**Work to complete:**
Report back each line of the records that contains the string "Downstream".

**Excerpted data:**
....................

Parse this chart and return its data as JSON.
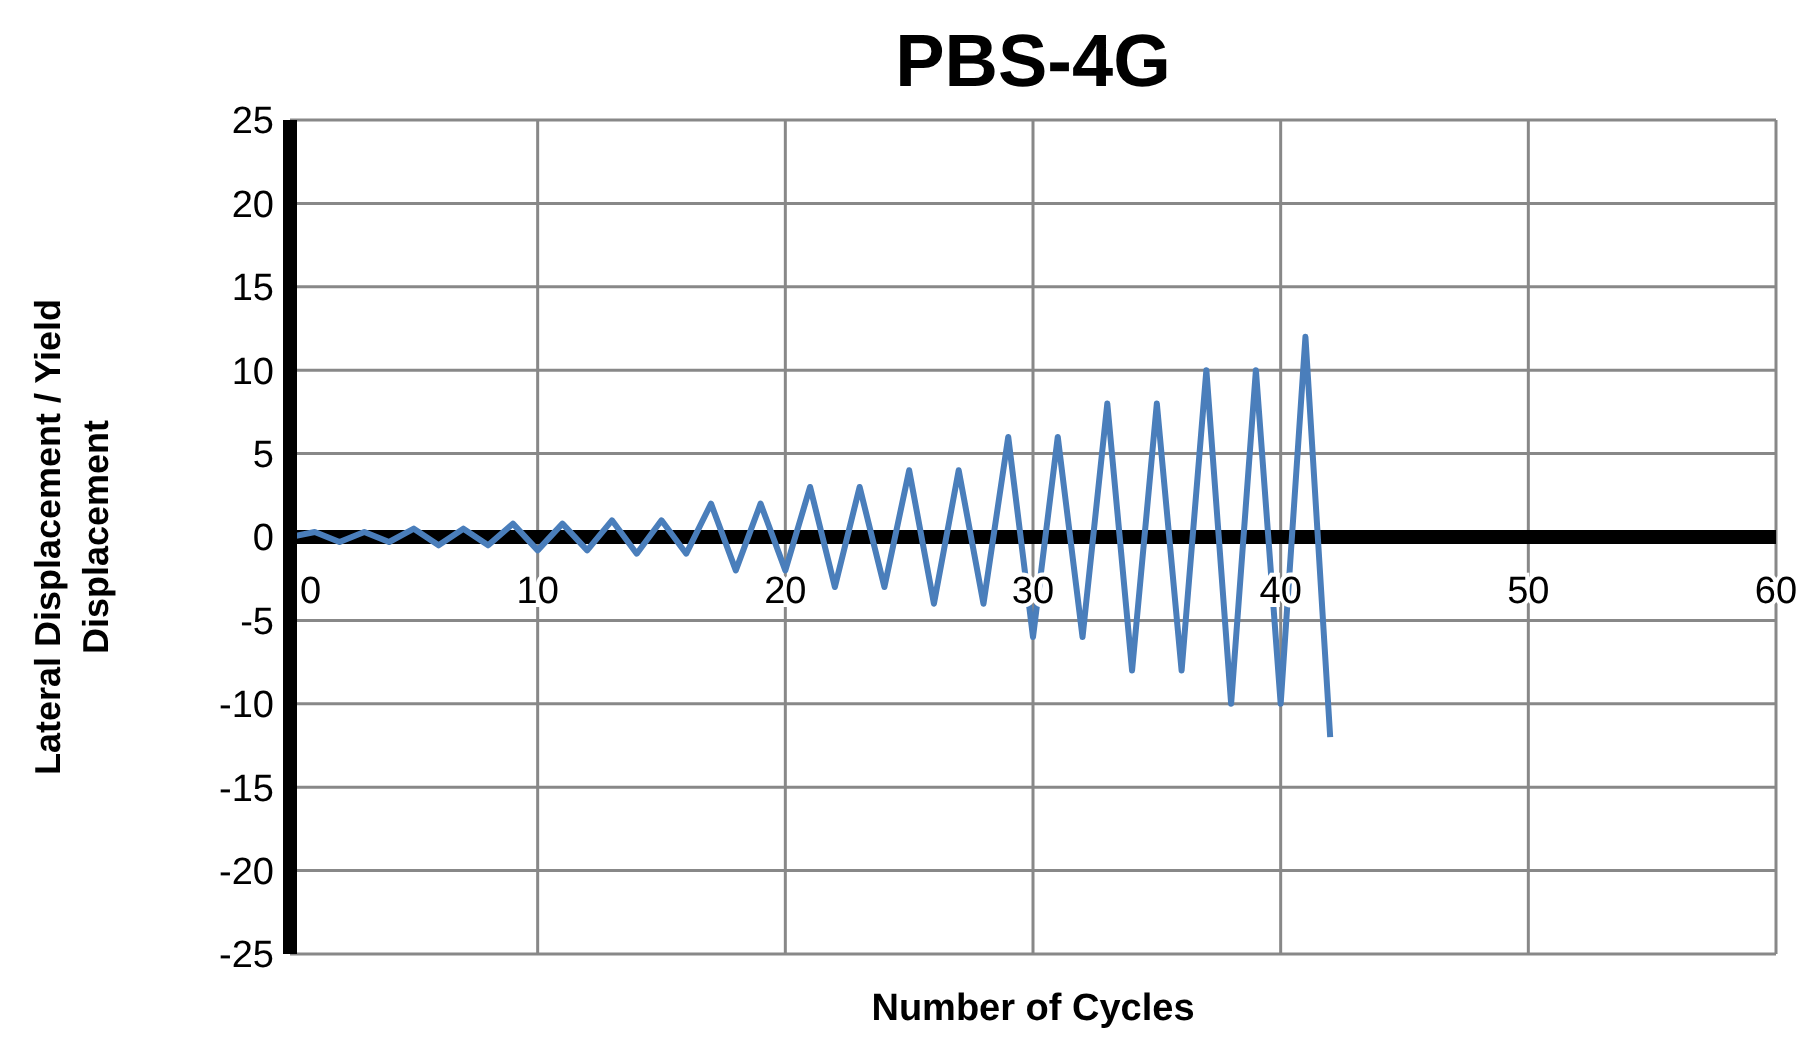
{
  "chart_data": {
    "type": "line",
    "title": "PBS-4G",
    "xlabel": "Number of Cycles",
    "ylabel": "Lateral Displacement / Yield Displacement",
    "x": [
      0,
      1,
      2,
      3,
      4,
      5,
      6,
      7,
      8,
      9,
      10,
      11,
      12,
      13,
      14,
      15,
      16,
      17,
      18,
      19,
      20,
      21,
      22,
      23,
      24,
      25,
      26,
      27,
      28,
      29,
      30,
      31,
      32,
      33,
      34,
      35,
      36,
      37,
      38,
      39,
      40,
      41,
      42
    ],
    "series": [
      {
        "color": "#4a7ebb",
        "values": [
          0,
          0.3,
          -0.3,
          0.3,
          -0.3,
          0.5,
          -0.5,
          0.5,
          -0.5,
          0.8,
          -0.8,
          0.8,
          -0.8,
          1,
          -1,
          1,
          -1,
          2,
          -2,
          2,
          -2,
          3,
          -3,
          3,
          -3,
          4,
          -4,
          4,
          -4,
          6,
          -6,
          6,
          -6,
          8,
          -8,
          8,
          -8,
          10,
          -10,
          10,
          -10,
          12,
          -12
        ]
      }
    ],
    "xlim": [
      0,
      60
    ],
    "xticks": [
      0,
      10,
      20,
      30,
      40,
      50,
      60
    ],
    "ylim": [
      -25,
      25
    ],
    "yticks": [
      -25,
      -20,
      -15,
      -10,
      -5,
      0,
      5,
      10,
      15,
      20,
      25
    ],
    "grid": true,
    "legend": false,
    "marker": "none",
    "line_style": "solid"
  }
}
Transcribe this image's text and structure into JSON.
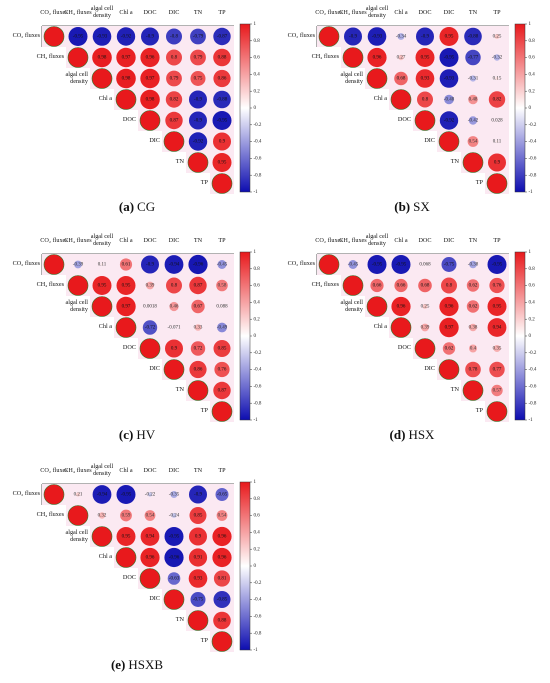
{
  "chart_data": [
    {
      "type": "corrplot",
      "panel": "(a)",
      "title": "CG",
      "variables": [
        "CO₂ fluxes",
        "CH₄ fluxes",
        "algal cell density",
        "Chl a",
        "DOC",
        "DIC",
        "TN",
        "TP"
      ],
      "values": [
        [
          1,
          -0.95,
          -0.93,
          -0.92,
          -0.9,
          -0.8,
          -0.79,
          -0.87
        ],
        [
          null,
          1,
          0.98,
          0.97,
          0.96,
          0.8,
          0.79,
          0.88
        ],
        [
          null,
          null,
          1,
          0.98,
          0.97,
          0.79,
          0.75,
          0.86
        ],
        [
          null,
          null,
          null,
          1,
          0.98,
          0.82,
          -0.9,
          -0.88
        ],
        [
          null,
          null,
          null,
          null,
          1,
          0.87,
          -0.9,
          -0.95
        ],
        [
          null,
          null,
          null,
          null,
          null,
          1,
          -0.92,
          0.9
        ],
        [
          null,
          null,
          null,
          null,
          null,
          null,
          1,
          0.95
        ],
        [
          null,
          null,
          null,
          null,
          null,
          null,
          null,
          1
        ]
      ],
      "clim": [
        -1,
        1
      ],
      "cticks": [
        1,
        0.8,
        0.6,
        0.4,
        0.2,
        0,
        -0.2,
        -0.4,
        -0.6,
        -0.8,
        -1
      ],
      "colors": {
        "positive": "#e8191c",
        "negative": "#0d0db0"
      }
    },
    {
      "type": "corrplot",
      "panel": "(b)",
      "title": "SX",
      "variables": [
        "CO₂ fluxes",
        "CH₄ fluxes",
        "algal cell density",
        "Chl a",
        "DOC",
        "DIC",
        "TN",
        "TP"
      ],
      "values": [
        [
          1,
          -0.9,
          -0.93,
          -0.34,
          -0.9,
          0.95,
          -0.88,
          0.25
        ],
        [
          null,
          1,
          0.96,
          0.27,
          0.95,
          -0.95,
          -0.77,
          -0.32
        ],
        [
          null,
          null,
          1,
          0.68,
          0.93,
          -0.93,
          -0.31,
          0.15
        ],
        [
          null,
          null,
          null,
          1,
          0.8,
          -0.48,
          0.48,
          0.82
        ],
        [
          null,
          null,
          null,
          null,
          1,
          -0.92,
          -0.42,
          0.028
        ],
        [
          null,
          null,
          null,
          null,
          null,
          1,
          0.54,
          0.11
        ],
        [
          null,
          null,
          null,
          null,
          null,
          null,
          1,
          0.9
        ],
        [
          null,
          null,
          null,
          null,
          null,
          null,
          null,
          1
        ]
      ],
      "clim": [
        -1,
        1
      ],
      "cticks": [
        1,
        0.8,
        0.6,
        0.4,
        0.2,
        0,
        -0.2,
        -0.4,
        -0.6,
        -0.8,
        -1
      ],
      "colors": {
        "positive": "#e8191c",
        "negative": "#0d0db0"
      }
    },
    {
      "type": "corrplot",
      "panel": "(c)",
      "title": "HV",
      "variables": [
        "CO₂ fluxes",
        "CH₄ fluxes",
        "algal cell density",
        "Chl a",
        "DOC",
        "DIC",
        "TN",
        "TP"
      ],
      "values": [
        [
          1,
          -0.39,
          0.11,
          0.61,
          -0.9,
          -0.94,
          -0.96,
          -0.45
        ],
        [
          null,
          1,
          0.95,
          0.95,
          0.39,
          0.8,
          0.87,
          0.58
        ],
        [
          null,
          null,
          1,
          0.97,
          0.0018,
          0.46,
          0.67,
          0.088
        ],
        [
          null,
          null,
          null,
          1,
          -0.72,
          -0.071,
          0.33,
          -0.49
        ],
        [
          null,
          null,
          null,
          null,
          1,
          0.9,
          0.72,
          0.85
        ],
        [
          null,
          null,
          null,
          null,
          null,
          1,
          0.86,
          0.76
        ],
        [
          null,
          null,
          null,
          null,
          null,
          null,
          1,
          0.87
        ],
        [
          null,
          null,
          null,
          null,
          null,
          null,
          null,
          1
        ]
      ],
      "clim": [
        -1,
        1
      ],
      "cticks": [
        1,
        0.8,
        0.6,
        0.4,
        0.2,
        0,
        -0.2,
        -0.4,
        -0.6,
        -0.8,
        -1
      ],
      "colors": {
        "positive": "#e8191c",
        "negative": "#0d0db0"
      }
    },
    {
      "type": "corrplot",
      "panel": "(d)",
      "title": "HSX",
      "variables": [
        "CO₂ fluxes",
        "CH₄ fluxes",
        "algal cell density",
        "Chl a",
        "DOC",
        "DIC",
        "TN",
        "TP"
      ],
      "values": [
        [
          1,
          -0.45,
          -0.95,
          -0.95,
          0.068,
          -0.75,
          -0.38,
          -0.95
        ],
        [
          null,
          1,
          0.66,
          0.66,
          0.68,
          0.8,
          0.62,
          0.76
        ],
        [
          null,
          null,
          1,
          0.96,
          0.25,
          0.96,
          0.62,
          0.95
        ],
        [
          null,
          null,
          null,
          1,
          0.39,
          0.97,
          0.38,
          0.94
        ],
        [
          null,
          null,
          null,
          null,
          1,
          0.62,
          0.4,
          0.35
        ],
        [
          null,
          null,
          null,
          null,
          null,
          1,
          0.78,
          0.77
        ],
        [
          null,
          null,
          null,
          null,
          null,
          null,
          1,
          0.57
        ],
        [
          null,
          null,
          null,
          null,
          null,
          null,
          null,
          1
        ]
      ],
      "clim": [
        -1,
        1
      ],
      "cticks": [
        1,
        0.8,
        0.6,
        0.4,
        0.2,
        0,
        -0.2,
        -0.4,
        -0.6,
        -0.8,
        -1
      ],
      "colors": {
        "positive": "#e8191c",
        "negative": "#0d0db0"
      }
    },
    {
      "type": "corrplot",
      "panel": "(e)",
      "title": "HSXB",
      "variables": [
        "CO₂ fluxes",
        "CH₄ fluxes",
        "algal cell density",
        "Chl a",
        "DOC",
        "DIC",
        "TN",
        "TP"
      ],
      "values": [
        [
          1,
          0.21,
          -0.94,
          -0.95,
          -0.22,
          -0.35,
          -0.9,
          -0.65
        ],
        [
          null,
          1,
          0.32,
          0.59,
          0.54,
          -0.24,
          0.85,
          0.54
        ],
        [
          null,
          null,
          1,
          0.95,
          0.94,
          -0.95,
          0.9,
          0.96
        ],
        [
          null,
          null,
          null,
          1,
          0.96,
          -0.96,
          0.91,
          0.96
        ],
        [
          null,
          null,
          null,
          null,
          1,
          -0.63,
          0.93,
          0.81
        ],
        [
          null,
          null,
          null,
          null,
          null,
          1,
          -0.75,
          -0.85
        ],
        [
          null,
          null,
          null,
          null,
          null,
          null,
          1,
          0.88
        ],
        [
          null,
          null,
          null,
          null,
          null,
          null,
          null,
          1
        ]
      ],
      "clim": [
        -1,
        1
      ],
      "cticks": [
        1,
        0.8,
        0.6,
        0.4,
        0.2,
        0,
        -0.2,
        -0.4,
        -0.6,
        -0.8,
        -1
      ],
      "colors": {
        "positive": "#e8191c",
        "negative": "#0d0db0"
      }
    }
  ]
}
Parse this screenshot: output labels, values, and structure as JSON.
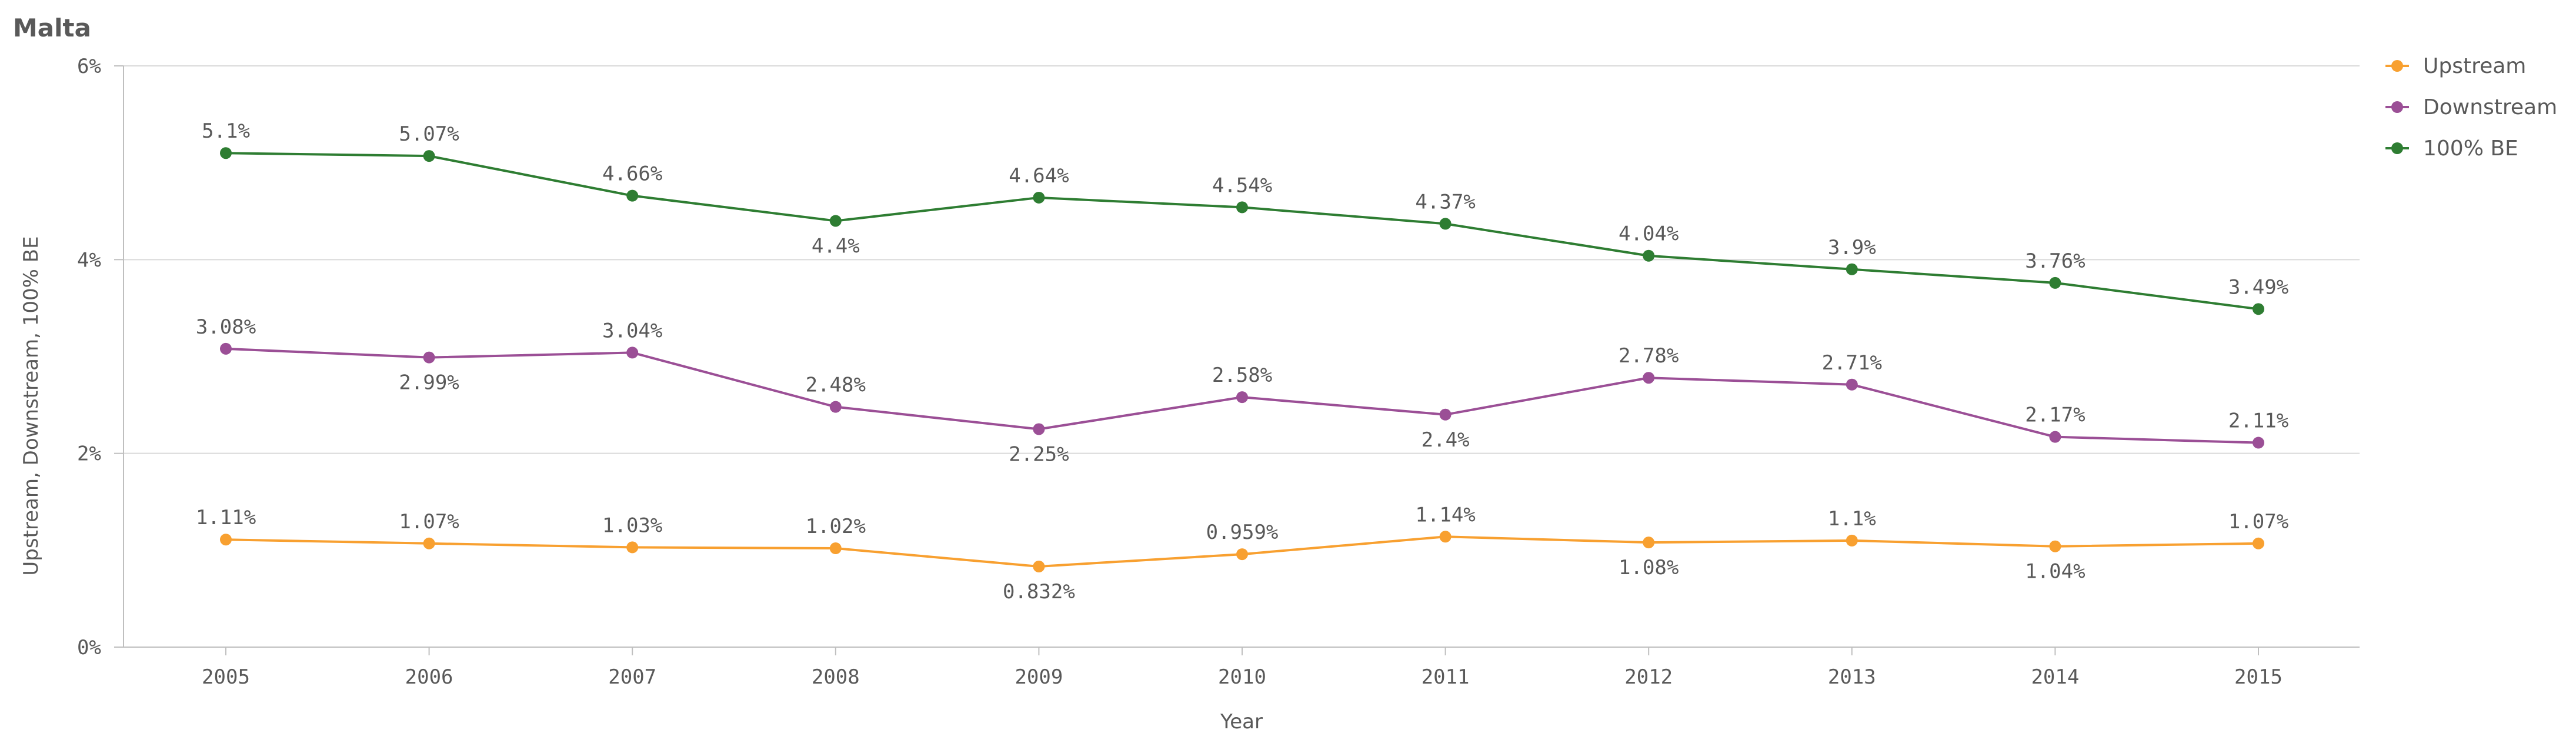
{
  "chart_data": {
    "type": "line",
    "title": "Malta",
    "xlabel": "Year",
    "ylabel": "Upstream, Downstream, 100% BE",
    "categories": [
      "2005",
      "2006",
      "2007",
      "2008",
      "2009",
      "2010",
      "2011",
      "2012",
      "2013",
      "2014",
      "2015"
    ],
    "ylim": [
      0,
      6
    ],
    "yticks": [
      {
        "value": 0,
        "label": "0%"
      },
      {
        "value": 2,
        "label": "2%"
      },
      {
        "value": 4,
        "label": "4%"
      },
      {
        "value": 6,
        "label": "6%"
      }
    ],
    "grid": true,
    "legend_position": "top-right",
    "series": [
      {
        "name": "Upstream",
        "color": "#f8a030",
        "values": [
          1.11,
          1.07,
          1.03,
          1.02,
          0.832,
          0.959,
          1.14,
          1.08,
          1.1,
          1.04,
          1.07
        ],
        "labels": [
          "1.11%",
          "1.07%",
          "1.03%",
          "1.02%",
          "0.832%",
          "0.959%",
          "1.14%",
          "1.08%",
          "1.1%",
          "1.04%",
          "1.07%"
        ],
        "label_positions": [
          "above",
          "above",
          "above",
          "above",
          "below",
          "above",
          "above",
          "below",
          "above",
          "below",
          "above"
        ]
      },
      {
        "name": "Downstream",
        "color": "#9b4f96",
        "values": [
          3.08,
          2.99,
          3.04,
          2.48,
          2.25,
          2.58,
          2.4,
          2.78,
          2.71,
          2.17,
          2.11
        ],
        "labels": [
          "3.08%",
          "2.99%",
          "3.04%",
          "2.48%",
          "2.25%",
          "2.58%",
          "2.4%",
          "2.78%",
          "2.71%",
          "2.17%",
          "2.11%"
        ],
        "label_positions": [
          "above",
          "below",
          "above",
          "above",
          "below",
          "above",
          "below",
          "above",
          "above",
          "above",
          "above"
        ]
      },
      {
        "name": "100% BE",
        "color": "#2e7d32",
        "values": [
          5.1,
          5.07,
          4.66,
          4.4,
          4.64,
          4.54,
          4.37,
          4.04,
          3.9,
          3.76,
          3.49
        ],
        "labels": [
          "5.1%",
          "5.07%",
          "4.66%",
          "4.4%",
          "4.64%",
          "4.54%",
          "4.37%",
          "4.04%",
          "3.9%",
          "3.76%",
          "3.49%"
        ],
        "label_positions": [
          "above",
          "above",
          "above",
          "below",
          "above",
          "above",
          "above",
          "above",
          "above",
          "above",
          "above"
        ]
      }
    ]
  }
}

....................

**Exercise result:**
    "ylabel": "Upstream, Downstream, 100% BE",
        "name": "Downstream",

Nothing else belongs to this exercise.